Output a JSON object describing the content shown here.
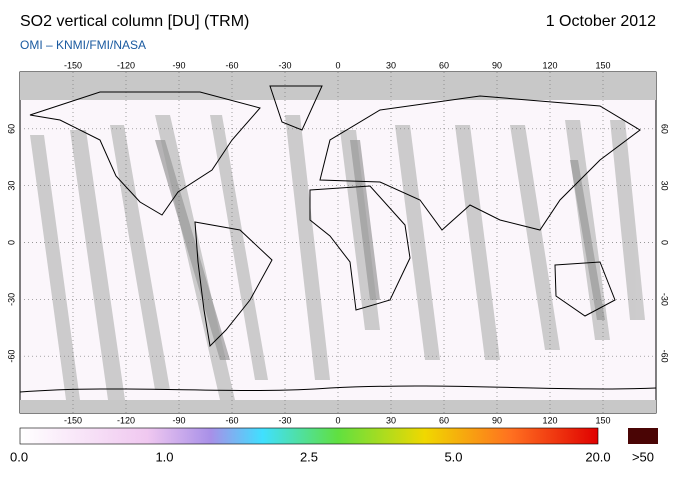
{
  "header": {
    "title": "SO2 vertical column [DU] (TRM)",
    "date": "1 October 2012",
    "subtitle": "OMI  –  KNMI/FMI/NASA"
  },
  "map": {
    "lonlim": [
      -180,
      180
    ],
    "latlim": [
      -90,
      90
    ],
    "lon_ticks": [
      -150,
      -120,
      -90,
      -60,
      -30,
      0,
      30,
      60,
      90,
      120,
      150
    ],
    "lat_ticks": [
      60,
      30,
      0,
      -30,
      -60
    ]
  },
  "colorbar": {
    "labels": [
      "0.0",
      "1.0",
      "2.5",
      "5.0",
      "20.0"
    ],
    "overflow_label": ">50"
  }
}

*Task to carry out:* Write every record out again exactly; no pictures belong in the copy.

*Output:*
Output a JSON object describing the content shown here.
{
  "header": {
    "title": "SO2 vertical column [DU] (TRM)",
    "date": "1 October 2012",
    "subtitle": "OMI  –  KNMI/FMI/NASA"
  },
  "map": {
    "lonlim": [
      -180,
      180
    ],
    "latlim": [
      -90,
      90
    ],
    "lon_ticks": [
      -150,
      -120,
      -90,
      -60,
      -30,
      0,
      30,
      60,
      90,
      120,
      150
    ],
    "lat_ticks": [
      60,
      30,
      0,
      -30,
      -60
    ]
  },
  "colorbar": {
    "labels": [
      "0.0",
      "1.0",
      "2.5",
      "5.0",
      "20.0"
    ],
    "overflow_label": ">50"
  }
}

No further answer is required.